**Task details:** Lines containing the word "nghiệp" are to be counted; state their number and nothing further.

**Entries shown:**

§

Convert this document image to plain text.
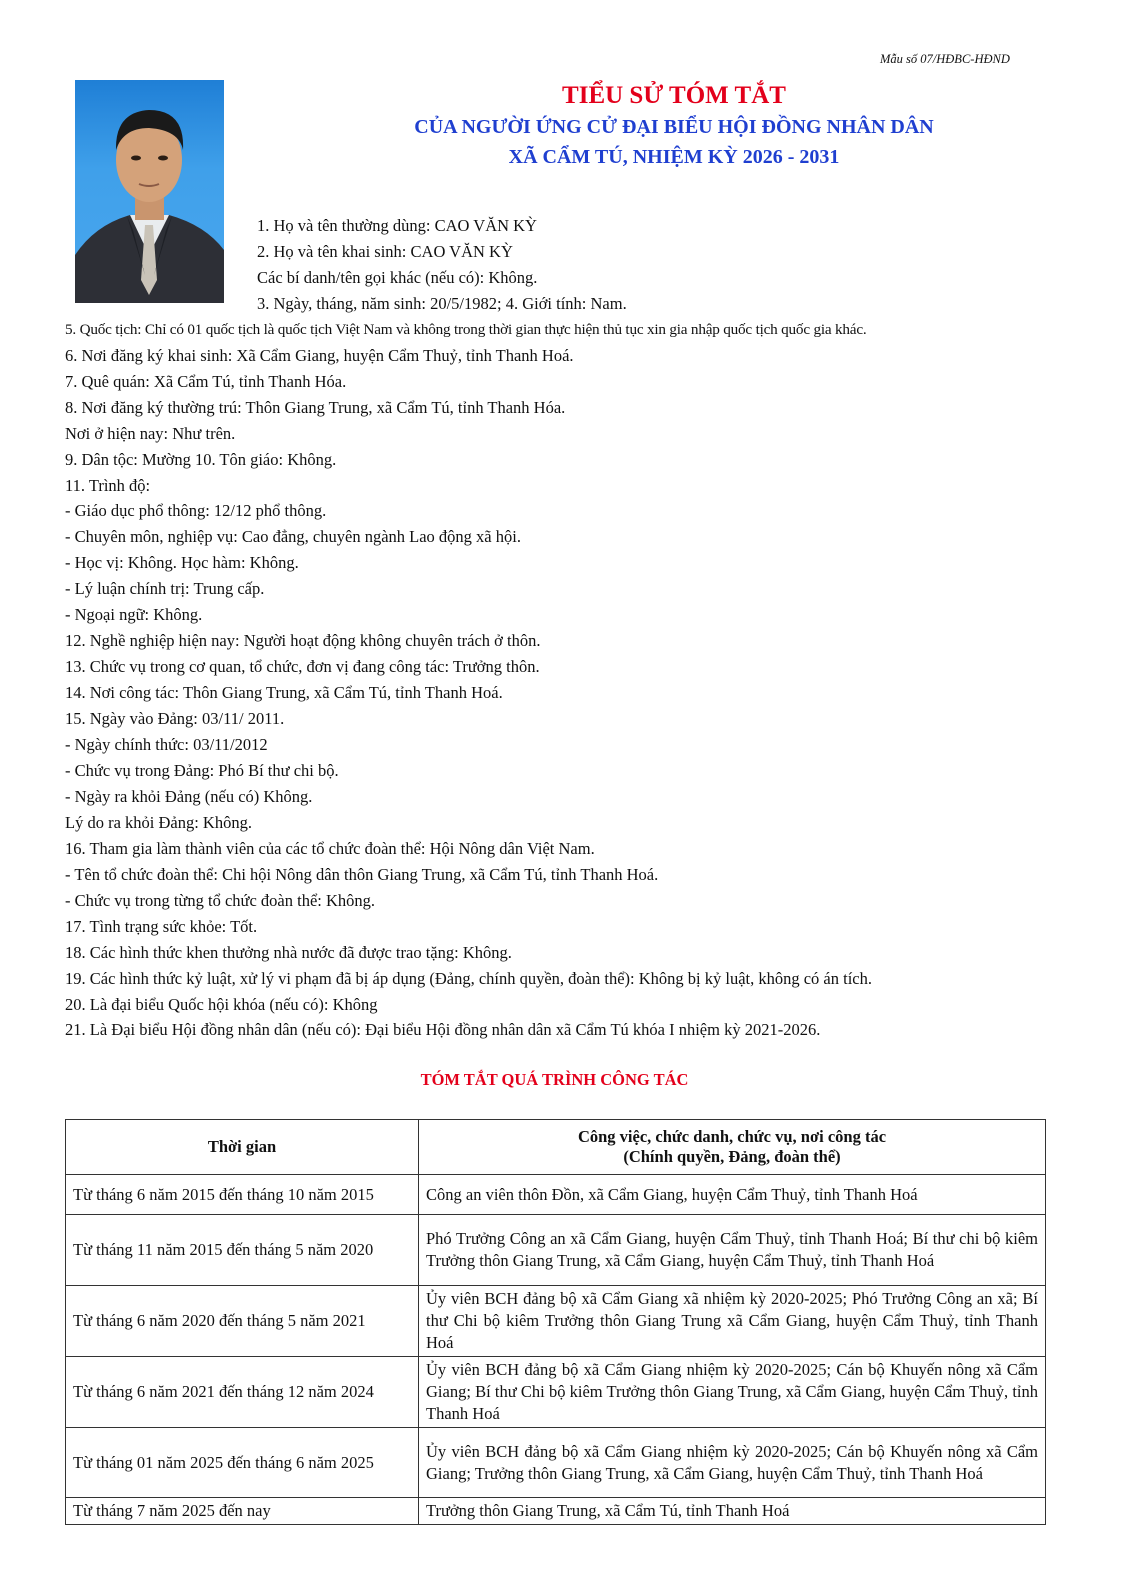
Mẫu số 07/HĐBC-HĐND
TIỂU SỬ TÓM TẮT
CỦA NGƯỜI ỨNG CỬ ĐẠI BIỂU HỘI ĐỒNG NHÂN DÂN
XÃ CẨM TÚ, NHIỆM KỲ 2026 - 2031
1. Họ và tên thường dùng: CAO VĂN KỲ
2. Họ và tên khai sinh: CAO VĂN KỲ
Các bí danh/tên gọi khác (nếu có): Không.
3. Ngày, tháng, năm sinh: 20/5/1982; 4. Giới tính: Nam.
5. Quốc tịch: Chỉ có 01 quốc tịch là quốc tịch Việt Nam và không trong thời gian thực hiện thủ tục xin gia nhập quốc tịch quốc gia khác.
6. Nơi đăng ký khai sinh: Xã Cẩm Giang, huyện Cẩm Thuỷ, tỉnh Thanh Hoá.
7. Quê quán: Xã Cẩm Tú, tỉnh Thanh Hóa.
8. Nơi đăng ký thường trú: Thôn Giang Trung, xã Cẩm Tú, tỉnh Thanh Hóa.
Nơi ở hiện nay: Như trên.
9. Dân tộc: Mường 10. Tôn giáo: Không.
11. Trình độ:
- Giáo dục phổ thông: 12/12 phổ thông.
- Chuyên môn, nghiệp vụ: Cao đẳng, chuyên ngành Lao động xã hội.
- Học vị: Không. Học hàm: Không.
- Lý luận chính trị: Trung cấp.
- Ngoại ngữ: Không.
12. Nghề nghiệp hiện nay: Người hoạt động không chuyên trách ở thôn.
13. Chức vụ trong cơ quan, tổ chức, đơn vị đang công tác: Trưởng thôn.
14. Nơi công tác: Thôn Giang Trung, xã Cẩm Tú, tỉnh Thanh Hoá.
15. Ngày vào Đảng: 03/11/ 2011.
- Ngày chính thức: 03/11/2012
- Chức vụ trong Đảng: Phó Bí thư chi bộ.
- Ngày ra khỏi Đảng (nếu có) Không.
Lý do ra khỏi Đảng: Không.
16. Tham gia làm thành viên của các tổ chức đoàn thể: Hội Nông dân Việt Nam.
- Tên tổ chức đoàn thể: Chi hội Nông dân thôn Giang Trung, xã Cẩm Tú, tỉnh Thanh Hoá.
- Chức vụ trong từng tổ chức đoàn thể: Không.
17. Tình trạng sức khỏe: Tốt.
18. Các hình thức khen thưởng nhà nước đã được trao tặng: Không.
19. Các hình thức kỷ luật, xử lý vi phạm đã bị áp dụng (Đảng, chính quyền, đoàn thể): Không bị kỷ luật, không có án tích.
20. Là đại biểu Quốc hội khóa (nếu có): Không
21. Là Đại biểu Hội đồng nhân dân (nếu có): Đại biểu Hội đồng nhân dân xã Cẩm Tú khóa I nhiệm kỳ 2021-2026.
TÓM TẮT QUÁ TRÌNH CÔNG TÁC
Thời gian	Công việc, chức danh, chức vụ, nơi công tác
(Chính quyền, Đảng, đoàn thể)

Từ tháng 6 năm 2015 đến tháng 10 năm 2015	Công an viên thôn Đồn, xã Cẩm Giang, huyện Cẩm Thuỷ, tỉnh Thanh Hoá
Từ tháng 11 năm 2015 đến tháng 5 năm 2020	Phó Trưởng Công an xã Cẩm Giang, huyện Cẩm Thuỷ, tỉnh Thanh Hoá; Bí thư chi bộ kiêm Trưởng thôn Giang Trung, xã Cẩm Giang, huyện Cẩm Thuỷ, tỉnh Thanh Hoá
Từ tháng 6 năm 2020 đến tháng 5 năm 2021	Ủy viên BCH đảng bộ xã Cẩm Giang xã nhiệm kỳ 2020-2025; Phó Trưởng Công an xã; Bí thư Chi bộ kiêm Trưởng thôn Giang Trung xã Cẩm Giang, huyện Cẩm Thuỷ, tỉnh Thanh Hoá
Từ tháng 6 năm 2021 đến tháng 12 năm 2024	Ủy viên BCH đảng bộ xã Cẩm Giang nhiệm kỳ 2020-2025; Cán bộ Khuyến nông xã Cẩm Giang; Bí thư Chi bộ kiêm Trưởng thôn Giang Trung, xã Cẩm Giang, huyện Cẩm Thuỷ, tỉnh Thanh Hoá
Từ tháng 01 năm 2025 đến tháng 6 năm 2025	Ủy viên BCH đảng bộ xã Cẩm Giang nhiệm kỳ 2020-2025; Cán bộ Khuyến nông xã Cẩm Giang; Trưởng thôn Giang Trung, xã Cẩm Giang, huyện Cẩm Thuỷ, tỉnh Thanh Hoá
Từ tháng 7 năm 2025 đến nay	Trưởng thôn Giang Trung, xã Cẩm Tú, tỉnh Thanh Hoá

§

**Solved exercise:** 2